The problem - Exactly reproduce each line of the listing that follows.

═════ Data for this exercise ═════

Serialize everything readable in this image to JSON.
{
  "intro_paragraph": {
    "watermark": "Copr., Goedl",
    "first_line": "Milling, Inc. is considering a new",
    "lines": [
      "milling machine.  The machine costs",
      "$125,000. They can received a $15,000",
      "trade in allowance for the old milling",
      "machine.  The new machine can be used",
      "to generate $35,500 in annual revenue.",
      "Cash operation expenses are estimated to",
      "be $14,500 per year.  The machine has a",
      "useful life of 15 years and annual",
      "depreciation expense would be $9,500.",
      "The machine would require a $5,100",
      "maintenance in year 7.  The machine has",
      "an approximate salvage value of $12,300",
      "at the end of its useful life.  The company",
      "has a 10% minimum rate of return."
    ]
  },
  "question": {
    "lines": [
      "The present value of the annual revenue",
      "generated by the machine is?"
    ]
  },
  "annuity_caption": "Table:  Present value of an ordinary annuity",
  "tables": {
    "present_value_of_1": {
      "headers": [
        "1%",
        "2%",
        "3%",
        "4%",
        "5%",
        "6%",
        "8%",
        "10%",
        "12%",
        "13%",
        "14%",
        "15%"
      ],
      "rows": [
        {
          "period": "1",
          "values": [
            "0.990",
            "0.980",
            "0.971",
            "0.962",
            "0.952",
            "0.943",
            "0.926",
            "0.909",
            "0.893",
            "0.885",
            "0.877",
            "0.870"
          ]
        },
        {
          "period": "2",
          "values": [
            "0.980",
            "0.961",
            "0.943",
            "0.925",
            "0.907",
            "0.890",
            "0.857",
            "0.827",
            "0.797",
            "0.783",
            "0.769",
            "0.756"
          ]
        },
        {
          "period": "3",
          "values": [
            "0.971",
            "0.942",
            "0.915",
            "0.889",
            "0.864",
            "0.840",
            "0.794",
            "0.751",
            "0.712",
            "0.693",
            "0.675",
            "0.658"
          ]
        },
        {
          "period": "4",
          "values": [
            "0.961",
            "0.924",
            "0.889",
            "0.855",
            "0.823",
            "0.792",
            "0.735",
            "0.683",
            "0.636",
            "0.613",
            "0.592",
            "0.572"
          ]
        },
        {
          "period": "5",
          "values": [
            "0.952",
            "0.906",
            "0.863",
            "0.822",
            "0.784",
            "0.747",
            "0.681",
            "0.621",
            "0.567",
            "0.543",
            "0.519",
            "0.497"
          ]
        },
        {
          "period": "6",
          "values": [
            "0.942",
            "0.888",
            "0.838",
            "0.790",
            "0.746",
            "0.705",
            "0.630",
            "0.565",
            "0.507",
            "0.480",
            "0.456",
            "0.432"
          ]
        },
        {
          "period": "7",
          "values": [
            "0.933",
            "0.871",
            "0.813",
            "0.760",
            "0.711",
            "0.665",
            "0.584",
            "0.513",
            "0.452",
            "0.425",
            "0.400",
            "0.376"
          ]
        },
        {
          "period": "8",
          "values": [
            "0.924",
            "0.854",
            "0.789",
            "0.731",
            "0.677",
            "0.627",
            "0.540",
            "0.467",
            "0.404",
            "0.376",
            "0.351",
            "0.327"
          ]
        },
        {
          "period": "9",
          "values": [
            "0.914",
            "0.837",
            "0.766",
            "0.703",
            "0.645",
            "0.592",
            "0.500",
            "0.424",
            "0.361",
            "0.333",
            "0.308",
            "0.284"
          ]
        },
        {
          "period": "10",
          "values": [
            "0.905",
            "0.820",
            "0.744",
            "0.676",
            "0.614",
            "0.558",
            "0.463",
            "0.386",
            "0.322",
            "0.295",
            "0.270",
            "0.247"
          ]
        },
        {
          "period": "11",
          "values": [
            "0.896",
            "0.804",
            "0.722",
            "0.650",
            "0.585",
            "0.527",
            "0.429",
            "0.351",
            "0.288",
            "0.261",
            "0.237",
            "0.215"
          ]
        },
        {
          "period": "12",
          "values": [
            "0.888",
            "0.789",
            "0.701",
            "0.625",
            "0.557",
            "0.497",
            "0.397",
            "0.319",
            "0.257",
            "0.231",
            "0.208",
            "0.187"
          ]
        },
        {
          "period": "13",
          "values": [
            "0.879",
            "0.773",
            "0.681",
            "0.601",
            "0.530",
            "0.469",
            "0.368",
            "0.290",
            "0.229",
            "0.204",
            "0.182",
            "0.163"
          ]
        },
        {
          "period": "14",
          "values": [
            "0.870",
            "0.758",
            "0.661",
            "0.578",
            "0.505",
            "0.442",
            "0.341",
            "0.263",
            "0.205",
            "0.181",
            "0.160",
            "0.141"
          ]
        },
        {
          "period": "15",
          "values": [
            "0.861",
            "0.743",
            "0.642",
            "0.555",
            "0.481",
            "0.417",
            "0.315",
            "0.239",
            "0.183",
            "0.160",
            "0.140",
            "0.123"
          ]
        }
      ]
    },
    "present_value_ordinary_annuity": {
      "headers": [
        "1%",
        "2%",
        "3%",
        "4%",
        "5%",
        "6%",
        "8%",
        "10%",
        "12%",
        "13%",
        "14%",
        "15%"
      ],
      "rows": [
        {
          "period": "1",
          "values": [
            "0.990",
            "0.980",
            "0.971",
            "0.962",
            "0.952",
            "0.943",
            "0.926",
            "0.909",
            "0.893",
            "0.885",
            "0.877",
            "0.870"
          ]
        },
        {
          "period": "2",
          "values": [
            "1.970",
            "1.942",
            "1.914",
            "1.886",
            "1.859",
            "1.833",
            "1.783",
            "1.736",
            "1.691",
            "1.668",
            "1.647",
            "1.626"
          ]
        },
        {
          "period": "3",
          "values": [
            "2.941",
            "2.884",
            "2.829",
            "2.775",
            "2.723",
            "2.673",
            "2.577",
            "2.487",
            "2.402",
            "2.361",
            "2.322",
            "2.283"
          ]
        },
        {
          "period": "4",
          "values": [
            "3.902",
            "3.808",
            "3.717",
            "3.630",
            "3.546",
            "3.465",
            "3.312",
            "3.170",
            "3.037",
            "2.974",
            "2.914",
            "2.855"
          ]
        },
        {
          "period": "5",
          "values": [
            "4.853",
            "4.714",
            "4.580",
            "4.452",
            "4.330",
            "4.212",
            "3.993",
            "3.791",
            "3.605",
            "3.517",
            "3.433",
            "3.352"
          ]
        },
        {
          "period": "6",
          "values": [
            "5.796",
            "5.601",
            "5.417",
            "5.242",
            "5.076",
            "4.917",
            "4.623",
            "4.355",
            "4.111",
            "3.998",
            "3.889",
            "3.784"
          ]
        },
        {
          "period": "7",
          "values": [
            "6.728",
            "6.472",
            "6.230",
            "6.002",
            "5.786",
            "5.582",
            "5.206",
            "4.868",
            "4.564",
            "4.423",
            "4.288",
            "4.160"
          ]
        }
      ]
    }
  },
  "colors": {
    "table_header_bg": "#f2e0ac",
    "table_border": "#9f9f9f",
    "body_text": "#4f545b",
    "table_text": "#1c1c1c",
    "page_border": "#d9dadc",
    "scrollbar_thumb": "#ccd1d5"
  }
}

═════

Exercise result -
Serialize everything readable in this image to JSON.
{
  "intro_paragraph": {
    "watermark": "Copr., Goedl",
    "first_line": "Milling, Inc. is considering a new",
    "lines": [
      "milling machine.  The machine costs",
      "$125,000. They can received a $15,000",
      "trade in allowance for the old milling",
      "machine.  The new machine can be used",
      "to generate $35,500 in annual revenue.",
      "Cash operation expenses are estimated to",
      "be $14,500 per year.  The machine has a",
      "useful life of 15 years and annual",
      "depreciation expense would be $9,500.",
      "The machine would require a $5,100",
      "maintenance in year 7.  The machine has",
      "an approximate salvage value of $12,300",
      "at the end of its useful life.  The company",
      "has a 10% minimum rate of return."
    ]
  },
  "question": {
    "lines": [
      "The present value of the annual revenue",
      "generated by the machine is?"
    ]
  },
  "annuity_caption": "Table:  Present value of an ordinary annuity",
  "tables": {
    "present_value_of_1": {
      "headers": [
        "1%",
        "2%",
        "3%",
        "4%",
        "5%",
        "6%",
        "8%",
        "10%",
        "12%",
        "13%",
        "14%",
        "15%"
      ],
      "rows": [
        {
          "period": "1",
          "values": [
            "0.990",
            "0.980",
            "0.971",
            "0.962",
            "0.952",
            "0.943",
            "0.926",
            "0.909",
            "0.893",
            "0.885",
            "0.877",
            "0.870"
          ]
        },
        {
          "period": "2",
          "values": [
            "0.980",
            "0.961",
            "0.943",
            "0.925",
            "0.907",
            "0.890",
            "0.857",
            "0.827",
            "0.797",
            "0.783",
            "0.769",
            "0.756"
          ]
        },
        {
          "period": "3",
          "values": [
            "0.971",
            "0.942",
            "0.915",
            "0.889",
            "0.864",
            "0.840",
            "0.794",
            "0.751",
            "0.712",
            "0.693",
            "0.675",
            "0.658"
          ]
        },
        {
          "period": "4",
          "values": [
            "0.961",
            "0.924",
            "0.889",
            "0.855",
            "0.823",
            "0.792",
            "0.735",
            "0.683",
            "0.636",
            "0.613",
            "0.592",
            "0.572"
          ]
        },
        {
          "period": "5",
          "values": [
            "0.952",
            "0.906",
            "0.863",
            "0.822",
            "0.784",
            "0.747",
            "0.681",
            "0.621",
            "0.567",
            "0.543",
            "0.519",
            "0.497"
          ]
        },
        {
          "period": "6",
          "values": [
            "0.942",
            "0.888",
            "0.838",
            "0.790",
            "0.746",
            "0.705",
            "0.630",
            "0.565",
            "0.507",
            "0.480",
            "0.456",
            "0.432"
          ]
        },
        {
          "period": "7",
          "values": [
            "0.933",
            "0.871",
            "0.813",
            "0.760",
            "0.711",
            "0.665",
            "0.584",
            "0.513",
            "0.452",
            "0.425",
            "0.400",
            "0.376"
          ]
        },
        {
          "period": "8",
          "values": [
            "0.924",
            "0.854",
            "0.789",
            "0.731",
            "0.677",
            "0.627",
            "0.540",
            "0.467",
            "0.404",
            "0.376",
            "0.351",
            "0.327"
          ]
        },
        {
          "period": "9",
          "values": [
            "0.914",
            "0.837",
            "0.766",
            "0.703",
            "0.645",
            "0.592",
            "0.500",
            "0.424",
            "0.361",
            "0.333",
            "0.308",
            "0.284"
          ]
        },
        {
          "period": "10",
          "values": [
            "0.905",
            "0.820",
            "0.744",
            "0.676",
            "0.614",
            "0.558",
            "0.463",
            "0.386",
            "0.322",
            "0.295",
            "0.270",
            "0.247"
          ]
        },
        {
          "period": "11",
          "values": [
            "0.896",
            "0.804",
            "0.722",
            "0.650",
            "0.585",
            "0.527",
            "0.429",
            "0.351",
            "0.288",
            "0.261",
            "0.237",
            "0.215"
          ]
        },
        {
          "period": "12",
          "values": [
            "0.888",
            "0.789",
            "0.701",
            "0.625",
            "0.557",
            "0.497",
            "0.397",
            "0.319",
            "0.257",
            "0.231",
            "0.208",
            "0.187"
          ]
        },
        {
          "period": "13",
          "values": [
            "0.879",
            "0.773",
            "0.681",
            "0.601",
            "0.530",
            "0.469",
            "0.368",
            "0.290",
            "0.229",
            "0.204",
            "0.182",
            "0.163"
          ]
        },
        {
          "period": "14",
          "values": [
            "0.870",
            "0.758",
            "0.661",
            "0.578",
            "0.505",
            "0.442",
            "0.341",
            "0.263",
            "0.205",
            "0.181",
            "0.160",
            "0.141"
          ]
        },
        {
          "period": "15",
          "values": [
            "0.861",
            "0.743",
            "0.642",
            "0.555",
            "0.481",
            "0.417",
            "0.315",
            "0.239",
            "0.183",
            "0.160",
            "0.140",
            "0.123"
          ]
        }
      ]
    },
    "present_value_ordinary_annuity": {
      "headers": [
        "1%",
        "2%",
        "3%",
        "4%",
        "5%",
        "6%",
        "8%",
        "10%",
        "12%",
        "13%",
        "14%",
        "15%"
      ],
      "rows": [
        {
          "period": "1",
          "values": [
            "0.990",
            "0.980",
            "0.971",
            "0.962",
            "0.952",
            "0.943",
            "0.926",
            "0.909",
            "0.893",
            "0.885",
            "0.877",
            "0.870"
          ]
        },
        {
          "period": "2",
          "values": [
            "1.970",
            "1.942",
            "1.914",
            "1.886",
            "1.859",
            "1.833",
            "1.783",
            "1.736",
            "1.691",
            "1.668",
            "1.647",
            "1.626"
          ]
        },
        {
          "period": "3",
          "values": [
            "2.941",
            "2.884",
            "2.829",
            "2.775",
            "2.723",
            "2.673",
            "2.577",
            "2.487",
            "2.402",
            "2.361",
            "2.322",
            "2.283"
          ]
        },
        {
          "period": "4",
          "values": [
            "3.902",
            "3.808",
            "3.717",
            "3.630",
            "3.546",
            "3.465",
            "3.312",
            "3.170",
            "3.037",
            "2.974",
            "2.914",
            "2.855"
          ]
        },
        {
          "period": "5",
          "values": [
            "4.853",
            "4.714",
            "4.580",
            "4.452",
            "4.330",
            "4.212",
            "3.993",
            "3.791",
            "3.605",
            "3.517",
            "3.433",
            "3.352"
          ]
        },
        {
          "period": "6",
          "values": [
            "5.796",
            "5.601",
            "5.417",
            "5.242",
            "5.076",
            "4.917",
            "4.623",
            "4.355",
            "4.111",
            "3.998",
            "3.889",
            "3.784"
          ]
        },
        {
          "period": "7",
          "values": [
            "6.728",
            "6.472",
            "6.230",
            "6.002",
            "5.786",
            "5.582",
            "5.206",
            "4.868",
            "4.564",
            "4.423",
            "4.288",
            "4.160"
          ]
        }
      ]
    }
  },
  "colors": {
    "table_header_bg": "#f2e0ac",
    "table_border": "#9f9f9f",
    "body_text": "#4f545b",
    "table_text": "#1c1c1c",
    "page_border": "#d9dadc",
    "scrollbar_thumb": "#ccd1d5"
  }
}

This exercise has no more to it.